Written task = In the data below, find each line containing the string "this" and return it.

§

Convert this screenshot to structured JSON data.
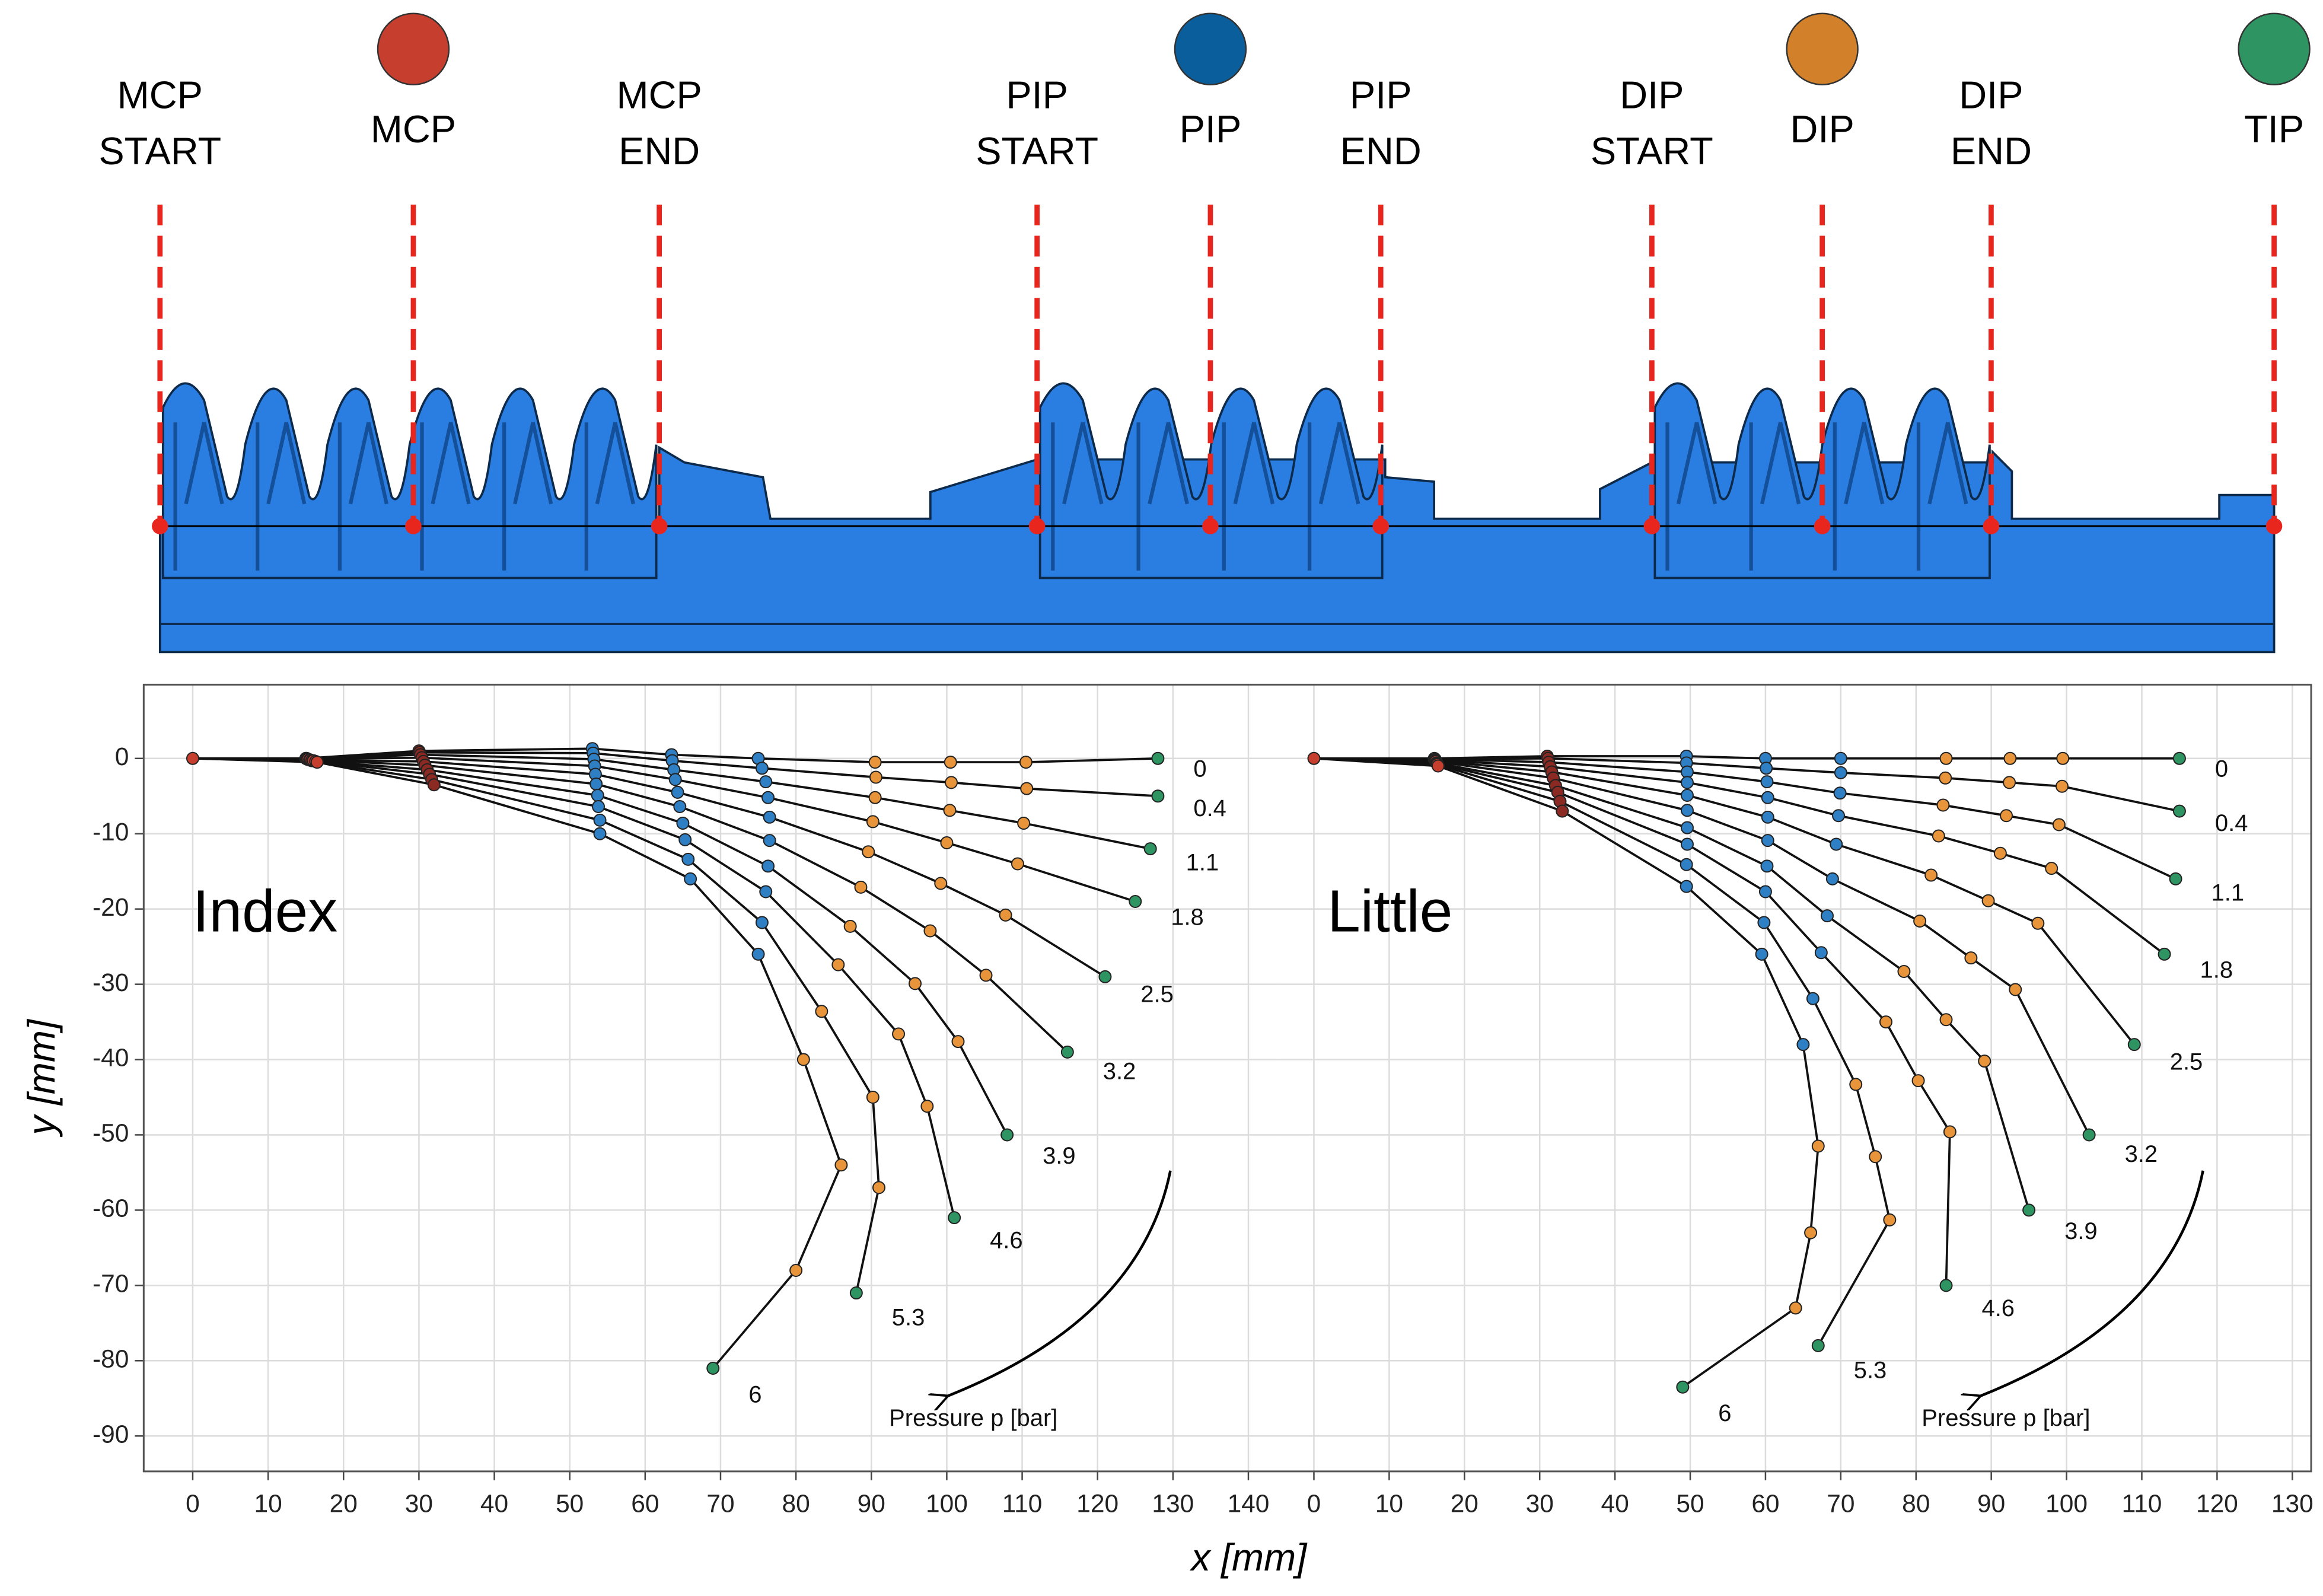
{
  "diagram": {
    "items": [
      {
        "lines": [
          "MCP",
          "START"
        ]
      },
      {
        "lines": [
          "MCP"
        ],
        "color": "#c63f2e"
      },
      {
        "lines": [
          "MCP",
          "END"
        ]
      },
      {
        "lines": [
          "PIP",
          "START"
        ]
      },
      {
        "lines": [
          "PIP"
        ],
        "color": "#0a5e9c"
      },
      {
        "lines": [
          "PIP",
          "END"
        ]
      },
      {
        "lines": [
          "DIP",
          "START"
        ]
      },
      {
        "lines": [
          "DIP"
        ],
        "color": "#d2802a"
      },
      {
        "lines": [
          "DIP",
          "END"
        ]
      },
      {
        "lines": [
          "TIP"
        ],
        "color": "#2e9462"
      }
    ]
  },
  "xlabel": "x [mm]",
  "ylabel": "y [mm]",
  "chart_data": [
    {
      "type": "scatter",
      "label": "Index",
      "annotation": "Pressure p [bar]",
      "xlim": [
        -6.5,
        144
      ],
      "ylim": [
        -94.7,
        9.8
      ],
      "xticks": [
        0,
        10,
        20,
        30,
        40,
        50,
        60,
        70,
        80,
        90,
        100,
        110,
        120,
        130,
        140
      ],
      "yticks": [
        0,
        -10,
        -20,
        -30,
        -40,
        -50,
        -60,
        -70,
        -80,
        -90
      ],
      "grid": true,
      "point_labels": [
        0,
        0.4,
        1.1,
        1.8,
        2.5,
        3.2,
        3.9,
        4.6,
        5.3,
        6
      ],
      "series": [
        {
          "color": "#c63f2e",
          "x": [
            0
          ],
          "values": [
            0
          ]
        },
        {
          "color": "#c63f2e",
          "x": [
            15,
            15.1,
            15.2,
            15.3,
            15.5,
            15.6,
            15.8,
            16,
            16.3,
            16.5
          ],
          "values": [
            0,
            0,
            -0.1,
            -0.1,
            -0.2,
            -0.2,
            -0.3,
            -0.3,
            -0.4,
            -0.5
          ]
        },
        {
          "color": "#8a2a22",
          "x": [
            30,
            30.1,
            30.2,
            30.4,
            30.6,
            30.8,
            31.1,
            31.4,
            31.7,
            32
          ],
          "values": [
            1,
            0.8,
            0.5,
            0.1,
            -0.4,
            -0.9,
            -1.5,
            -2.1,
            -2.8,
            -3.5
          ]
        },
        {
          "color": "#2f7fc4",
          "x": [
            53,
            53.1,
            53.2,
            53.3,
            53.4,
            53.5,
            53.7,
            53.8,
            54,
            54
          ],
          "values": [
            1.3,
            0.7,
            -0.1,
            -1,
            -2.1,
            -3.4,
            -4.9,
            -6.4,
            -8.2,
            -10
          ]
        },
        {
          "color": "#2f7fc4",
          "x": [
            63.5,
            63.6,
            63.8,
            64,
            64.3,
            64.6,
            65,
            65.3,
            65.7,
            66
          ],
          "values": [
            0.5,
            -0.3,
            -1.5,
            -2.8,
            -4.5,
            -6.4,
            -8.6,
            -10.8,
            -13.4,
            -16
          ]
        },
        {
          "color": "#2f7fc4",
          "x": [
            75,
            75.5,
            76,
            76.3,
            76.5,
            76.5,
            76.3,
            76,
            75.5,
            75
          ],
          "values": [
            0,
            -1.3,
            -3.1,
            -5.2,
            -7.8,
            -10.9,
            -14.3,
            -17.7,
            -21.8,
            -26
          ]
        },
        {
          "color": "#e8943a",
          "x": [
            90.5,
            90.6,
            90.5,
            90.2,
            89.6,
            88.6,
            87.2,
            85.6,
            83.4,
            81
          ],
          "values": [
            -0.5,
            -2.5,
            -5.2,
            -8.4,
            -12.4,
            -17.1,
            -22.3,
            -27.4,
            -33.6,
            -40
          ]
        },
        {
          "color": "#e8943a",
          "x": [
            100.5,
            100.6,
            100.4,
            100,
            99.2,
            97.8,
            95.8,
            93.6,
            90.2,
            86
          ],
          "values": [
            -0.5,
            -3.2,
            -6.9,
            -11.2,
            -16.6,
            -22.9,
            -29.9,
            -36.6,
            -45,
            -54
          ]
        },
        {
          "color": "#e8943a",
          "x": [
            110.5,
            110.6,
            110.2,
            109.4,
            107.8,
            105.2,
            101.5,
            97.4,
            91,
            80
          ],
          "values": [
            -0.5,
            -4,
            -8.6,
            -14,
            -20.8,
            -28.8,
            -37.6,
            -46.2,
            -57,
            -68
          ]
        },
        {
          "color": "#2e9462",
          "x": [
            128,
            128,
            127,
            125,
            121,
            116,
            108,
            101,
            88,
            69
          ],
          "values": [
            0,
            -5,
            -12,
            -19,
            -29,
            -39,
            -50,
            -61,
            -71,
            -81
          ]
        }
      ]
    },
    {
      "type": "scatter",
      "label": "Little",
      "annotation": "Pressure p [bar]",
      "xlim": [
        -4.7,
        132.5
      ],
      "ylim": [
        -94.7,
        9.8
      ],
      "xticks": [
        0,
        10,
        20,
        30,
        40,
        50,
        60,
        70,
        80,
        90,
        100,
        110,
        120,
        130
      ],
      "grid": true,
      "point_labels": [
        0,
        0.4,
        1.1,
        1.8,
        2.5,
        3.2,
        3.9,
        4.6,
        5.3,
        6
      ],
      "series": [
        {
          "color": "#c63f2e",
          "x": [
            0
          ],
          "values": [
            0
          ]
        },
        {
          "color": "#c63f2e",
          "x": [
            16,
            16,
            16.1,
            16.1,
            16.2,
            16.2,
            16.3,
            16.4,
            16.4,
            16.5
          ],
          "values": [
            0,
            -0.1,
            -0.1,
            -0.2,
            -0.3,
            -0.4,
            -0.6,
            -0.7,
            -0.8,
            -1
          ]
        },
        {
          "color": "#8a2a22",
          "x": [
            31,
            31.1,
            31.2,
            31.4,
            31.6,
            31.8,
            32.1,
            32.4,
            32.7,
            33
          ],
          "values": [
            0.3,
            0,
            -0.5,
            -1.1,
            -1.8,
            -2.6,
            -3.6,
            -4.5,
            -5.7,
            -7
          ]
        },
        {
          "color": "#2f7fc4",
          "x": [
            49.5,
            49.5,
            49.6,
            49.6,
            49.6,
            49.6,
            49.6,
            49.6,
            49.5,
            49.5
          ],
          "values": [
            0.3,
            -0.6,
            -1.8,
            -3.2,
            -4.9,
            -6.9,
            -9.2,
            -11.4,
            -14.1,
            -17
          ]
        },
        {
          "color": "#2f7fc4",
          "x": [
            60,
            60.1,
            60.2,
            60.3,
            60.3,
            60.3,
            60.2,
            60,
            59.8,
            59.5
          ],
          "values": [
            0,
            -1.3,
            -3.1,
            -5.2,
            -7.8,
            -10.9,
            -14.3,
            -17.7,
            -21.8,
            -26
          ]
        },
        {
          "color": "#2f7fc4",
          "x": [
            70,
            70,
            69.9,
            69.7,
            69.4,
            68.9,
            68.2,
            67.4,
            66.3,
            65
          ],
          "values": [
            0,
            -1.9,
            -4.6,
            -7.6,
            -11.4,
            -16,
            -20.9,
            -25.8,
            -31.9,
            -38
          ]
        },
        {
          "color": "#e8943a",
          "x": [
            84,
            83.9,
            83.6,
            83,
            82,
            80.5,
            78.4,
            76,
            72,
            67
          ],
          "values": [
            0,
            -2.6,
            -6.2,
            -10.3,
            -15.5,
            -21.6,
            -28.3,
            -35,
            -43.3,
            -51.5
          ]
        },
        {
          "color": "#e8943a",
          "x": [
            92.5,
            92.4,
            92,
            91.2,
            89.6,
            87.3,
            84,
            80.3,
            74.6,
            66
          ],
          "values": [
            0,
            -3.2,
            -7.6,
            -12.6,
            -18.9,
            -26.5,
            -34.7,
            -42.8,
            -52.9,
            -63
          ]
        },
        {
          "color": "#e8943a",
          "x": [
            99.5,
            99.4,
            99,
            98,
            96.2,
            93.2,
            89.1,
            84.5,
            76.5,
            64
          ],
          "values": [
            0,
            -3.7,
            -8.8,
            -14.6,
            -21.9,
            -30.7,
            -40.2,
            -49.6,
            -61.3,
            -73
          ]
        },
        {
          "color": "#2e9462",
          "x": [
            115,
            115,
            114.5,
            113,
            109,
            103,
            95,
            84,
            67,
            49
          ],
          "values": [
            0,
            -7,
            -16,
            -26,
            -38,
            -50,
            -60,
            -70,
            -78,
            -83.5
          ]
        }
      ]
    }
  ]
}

§

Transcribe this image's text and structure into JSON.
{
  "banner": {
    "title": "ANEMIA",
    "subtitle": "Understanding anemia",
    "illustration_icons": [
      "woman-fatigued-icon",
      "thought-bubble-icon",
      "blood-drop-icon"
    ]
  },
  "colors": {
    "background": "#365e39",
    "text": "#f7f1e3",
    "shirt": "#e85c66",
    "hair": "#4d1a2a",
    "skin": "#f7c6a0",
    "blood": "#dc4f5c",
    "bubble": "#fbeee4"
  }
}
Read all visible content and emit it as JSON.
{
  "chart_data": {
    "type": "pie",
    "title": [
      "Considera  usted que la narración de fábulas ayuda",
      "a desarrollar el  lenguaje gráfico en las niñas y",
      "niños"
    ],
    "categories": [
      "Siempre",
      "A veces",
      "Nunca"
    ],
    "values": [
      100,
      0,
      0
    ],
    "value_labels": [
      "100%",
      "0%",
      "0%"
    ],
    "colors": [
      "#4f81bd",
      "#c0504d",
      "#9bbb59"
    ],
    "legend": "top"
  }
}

§

Output below =
Convert this screenshot to structured JSON data.
Transcribe this image's text and structure into JSON.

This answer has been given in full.